# Start of EXTRACTED MATERIAL
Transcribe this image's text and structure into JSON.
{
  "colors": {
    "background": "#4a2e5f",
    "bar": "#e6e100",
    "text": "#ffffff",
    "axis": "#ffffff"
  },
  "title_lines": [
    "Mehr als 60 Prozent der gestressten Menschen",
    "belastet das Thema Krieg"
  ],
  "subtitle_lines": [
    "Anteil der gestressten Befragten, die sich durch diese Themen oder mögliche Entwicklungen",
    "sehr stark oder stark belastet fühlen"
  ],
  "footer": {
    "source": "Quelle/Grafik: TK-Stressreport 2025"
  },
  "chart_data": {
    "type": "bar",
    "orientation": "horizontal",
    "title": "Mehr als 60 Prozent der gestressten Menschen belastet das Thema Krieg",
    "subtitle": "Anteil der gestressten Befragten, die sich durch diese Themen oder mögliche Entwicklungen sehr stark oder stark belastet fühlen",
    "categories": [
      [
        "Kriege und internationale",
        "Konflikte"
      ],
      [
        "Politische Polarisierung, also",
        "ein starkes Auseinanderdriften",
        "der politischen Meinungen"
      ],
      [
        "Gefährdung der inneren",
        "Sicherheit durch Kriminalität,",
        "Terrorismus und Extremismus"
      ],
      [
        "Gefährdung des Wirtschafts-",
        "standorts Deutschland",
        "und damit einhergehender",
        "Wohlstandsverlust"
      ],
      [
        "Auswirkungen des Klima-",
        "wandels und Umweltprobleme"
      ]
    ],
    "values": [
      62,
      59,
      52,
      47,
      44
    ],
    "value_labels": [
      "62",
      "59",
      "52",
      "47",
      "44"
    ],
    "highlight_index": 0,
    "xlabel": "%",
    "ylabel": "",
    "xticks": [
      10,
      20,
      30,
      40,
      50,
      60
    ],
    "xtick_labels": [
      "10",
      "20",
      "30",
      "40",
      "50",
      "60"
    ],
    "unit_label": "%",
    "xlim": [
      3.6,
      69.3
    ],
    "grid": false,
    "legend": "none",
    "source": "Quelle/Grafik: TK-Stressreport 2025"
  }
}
# End of EXTRACTED MATERIAL
# Start of EXTRACTED MATERIAL
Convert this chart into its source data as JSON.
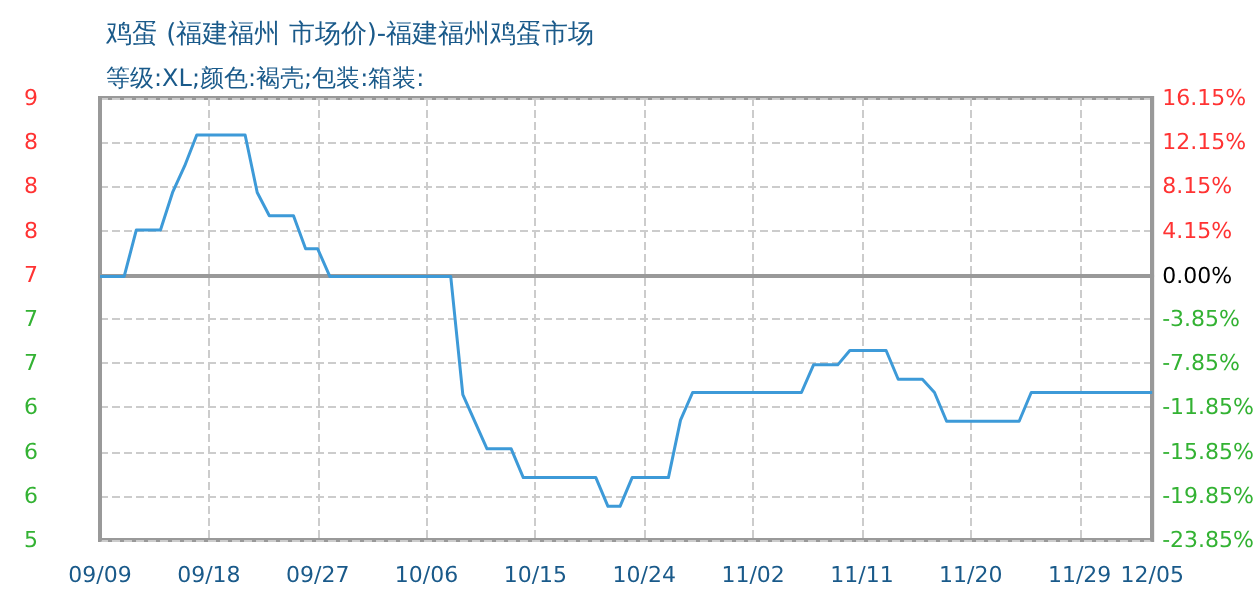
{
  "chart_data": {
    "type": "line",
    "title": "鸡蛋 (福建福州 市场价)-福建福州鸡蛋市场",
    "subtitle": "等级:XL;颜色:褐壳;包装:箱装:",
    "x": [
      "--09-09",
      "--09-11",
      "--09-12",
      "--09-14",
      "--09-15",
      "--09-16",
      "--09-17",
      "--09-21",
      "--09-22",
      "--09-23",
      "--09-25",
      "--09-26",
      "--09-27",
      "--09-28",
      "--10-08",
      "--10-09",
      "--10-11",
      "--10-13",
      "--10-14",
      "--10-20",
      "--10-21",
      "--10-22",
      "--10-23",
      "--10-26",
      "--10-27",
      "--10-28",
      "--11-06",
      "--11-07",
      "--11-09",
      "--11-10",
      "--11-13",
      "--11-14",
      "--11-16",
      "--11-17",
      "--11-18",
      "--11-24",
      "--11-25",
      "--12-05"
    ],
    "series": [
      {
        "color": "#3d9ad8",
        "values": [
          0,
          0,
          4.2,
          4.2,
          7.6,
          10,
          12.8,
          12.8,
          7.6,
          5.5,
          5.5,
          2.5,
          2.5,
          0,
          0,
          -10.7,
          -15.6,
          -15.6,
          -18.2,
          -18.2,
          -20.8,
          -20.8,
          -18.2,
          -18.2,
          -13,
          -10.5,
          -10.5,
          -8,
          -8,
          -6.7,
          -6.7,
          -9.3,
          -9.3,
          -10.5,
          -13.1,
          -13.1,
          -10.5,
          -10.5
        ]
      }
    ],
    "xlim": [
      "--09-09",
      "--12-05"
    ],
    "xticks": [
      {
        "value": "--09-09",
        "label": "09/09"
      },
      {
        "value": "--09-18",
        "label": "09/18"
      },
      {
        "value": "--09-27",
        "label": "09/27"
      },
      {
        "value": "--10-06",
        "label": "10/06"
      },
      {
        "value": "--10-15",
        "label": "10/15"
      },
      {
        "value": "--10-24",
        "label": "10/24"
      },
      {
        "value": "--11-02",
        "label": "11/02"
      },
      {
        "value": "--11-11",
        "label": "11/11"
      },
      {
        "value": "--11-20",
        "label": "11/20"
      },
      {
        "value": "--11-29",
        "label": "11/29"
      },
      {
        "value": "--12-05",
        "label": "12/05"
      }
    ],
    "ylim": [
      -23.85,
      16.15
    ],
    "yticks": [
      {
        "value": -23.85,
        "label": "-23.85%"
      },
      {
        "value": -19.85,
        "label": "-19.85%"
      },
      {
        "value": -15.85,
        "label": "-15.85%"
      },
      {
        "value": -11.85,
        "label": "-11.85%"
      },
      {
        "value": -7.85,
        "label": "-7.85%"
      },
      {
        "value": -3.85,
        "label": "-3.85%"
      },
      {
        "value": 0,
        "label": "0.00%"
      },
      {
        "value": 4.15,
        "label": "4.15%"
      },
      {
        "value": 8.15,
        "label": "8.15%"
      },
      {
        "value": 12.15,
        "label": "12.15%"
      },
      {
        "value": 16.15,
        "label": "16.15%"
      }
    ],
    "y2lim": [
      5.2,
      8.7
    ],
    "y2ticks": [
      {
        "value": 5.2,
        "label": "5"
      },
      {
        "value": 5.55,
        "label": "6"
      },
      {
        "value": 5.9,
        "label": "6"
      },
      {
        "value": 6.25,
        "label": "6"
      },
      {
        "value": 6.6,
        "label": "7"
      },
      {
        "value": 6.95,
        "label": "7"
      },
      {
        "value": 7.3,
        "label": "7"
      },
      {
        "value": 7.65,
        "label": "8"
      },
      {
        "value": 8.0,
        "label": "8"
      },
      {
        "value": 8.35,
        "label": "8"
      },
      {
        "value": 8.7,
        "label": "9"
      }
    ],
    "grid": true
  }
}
# End of EXTRACTED MATERIAL
# Start of EXTRACTED MATERIAL
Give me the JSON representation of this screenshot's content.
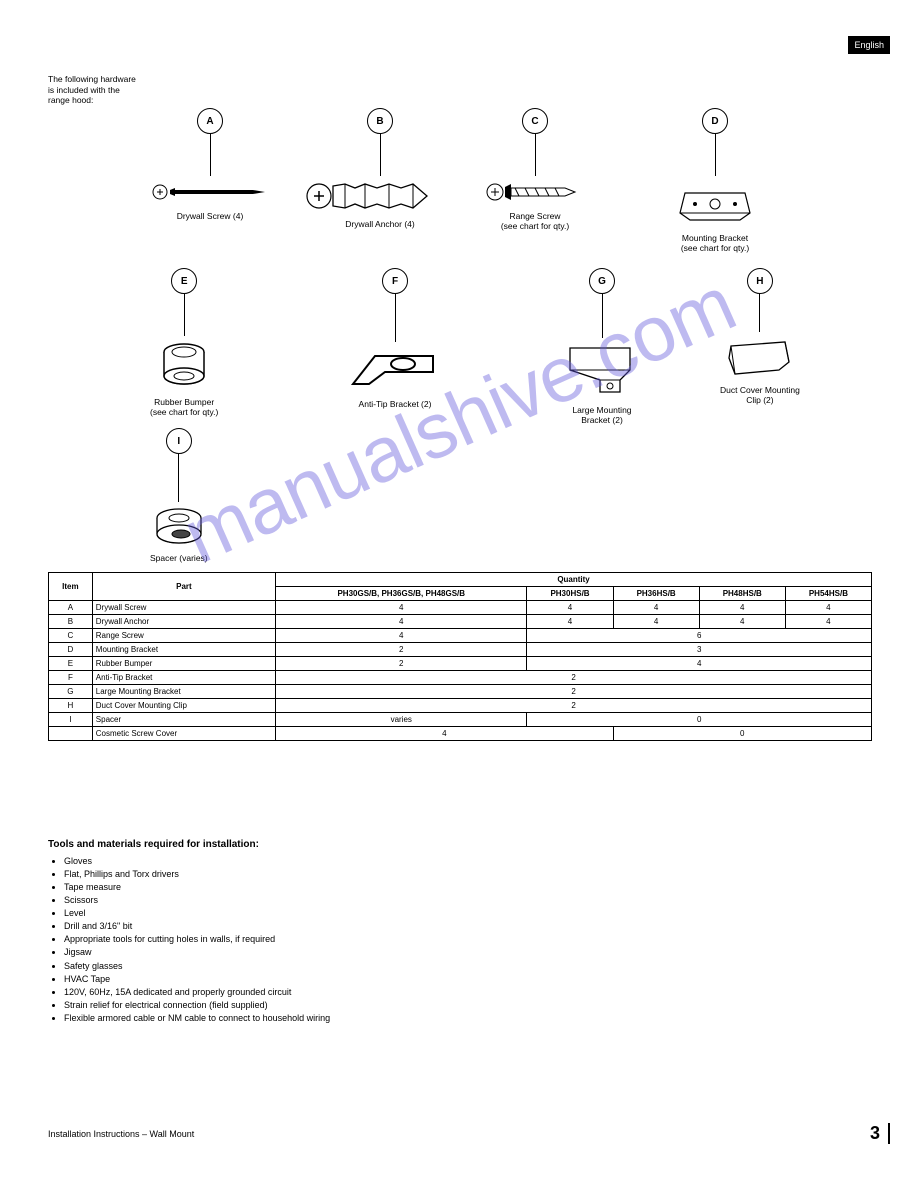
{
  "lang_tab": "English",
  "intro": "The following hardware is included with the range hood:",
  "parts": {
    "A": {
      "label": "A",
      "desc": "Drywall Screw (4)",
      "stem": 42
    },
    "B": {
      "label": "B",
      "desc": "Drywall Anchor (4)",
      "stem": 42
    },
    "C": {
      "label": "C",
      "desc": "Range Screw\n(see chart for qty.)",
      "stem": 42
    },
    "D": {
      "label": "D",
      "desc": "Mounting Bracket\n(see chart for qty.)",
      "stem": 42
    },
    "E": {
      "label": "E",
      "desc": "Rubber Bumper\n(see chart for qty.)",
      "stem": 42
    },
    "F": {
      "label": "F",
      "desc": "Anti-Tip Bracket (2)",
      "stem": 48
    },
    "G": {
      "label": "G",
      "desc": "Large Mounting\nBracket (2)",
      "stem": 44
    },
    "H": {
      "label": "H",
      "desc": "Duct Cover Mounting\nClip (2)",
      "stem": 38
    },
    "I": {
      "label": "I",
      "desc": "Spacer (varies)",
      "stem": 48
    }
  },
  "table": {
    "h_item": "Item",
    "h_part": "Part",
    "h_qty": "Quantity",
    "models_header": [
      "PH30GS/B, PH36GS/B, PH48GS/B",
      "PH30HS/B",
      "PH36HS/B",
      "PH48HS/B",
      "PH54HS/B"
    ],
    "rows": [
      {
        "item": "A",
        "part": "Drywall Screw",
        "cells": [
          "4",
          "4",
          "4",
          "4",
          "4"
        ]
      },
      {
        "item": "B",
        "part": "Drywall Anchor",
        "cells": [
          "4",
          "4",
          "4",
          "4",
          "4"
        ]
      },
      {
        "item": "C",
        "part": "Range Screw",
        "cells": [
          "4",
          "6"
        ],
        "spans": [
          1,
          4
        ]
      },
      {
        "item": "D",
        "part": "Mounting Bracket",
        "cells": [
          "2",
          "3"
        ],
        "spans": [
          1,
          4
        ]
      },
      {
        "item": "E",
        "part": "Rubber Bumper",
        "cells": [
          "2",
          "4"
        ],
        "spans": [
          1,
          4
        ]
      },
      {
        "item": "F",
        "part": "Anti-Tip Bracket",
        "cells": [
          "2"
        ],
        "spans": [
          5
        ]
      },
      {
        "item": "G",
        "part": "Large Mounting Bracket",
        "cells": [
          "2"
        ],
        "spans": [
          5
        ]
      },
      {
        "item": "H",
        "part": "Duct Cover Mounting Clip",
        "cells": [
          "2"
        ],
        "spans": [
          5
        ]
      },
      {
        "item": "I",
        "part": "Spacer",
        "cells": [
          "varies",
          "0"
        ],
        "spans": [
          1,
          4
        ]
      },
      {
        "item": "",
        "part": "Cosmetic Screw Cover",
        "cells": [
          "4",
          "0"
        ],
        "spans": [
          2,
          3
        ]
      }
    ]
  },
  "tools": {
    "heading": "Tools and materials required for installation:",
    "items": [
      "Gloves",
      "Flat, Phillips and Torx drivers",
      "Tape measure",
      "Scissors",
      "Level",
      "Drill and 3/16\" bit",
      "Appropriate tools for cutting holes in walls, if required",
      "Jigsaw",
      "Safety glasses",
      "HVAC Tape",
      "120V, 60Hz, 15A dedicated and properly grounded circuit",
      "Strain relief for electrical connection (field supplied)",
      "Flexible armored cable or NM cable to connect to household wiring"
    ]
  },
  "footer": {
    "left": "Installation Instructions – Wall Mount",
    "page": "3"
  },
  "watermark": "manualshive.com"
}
# End of EXTRACTED MATERIAL
SET PROBLEM:
Say how many lines contain the string "Mounting", giving nothing but the count.

FULL SOLUTION:
6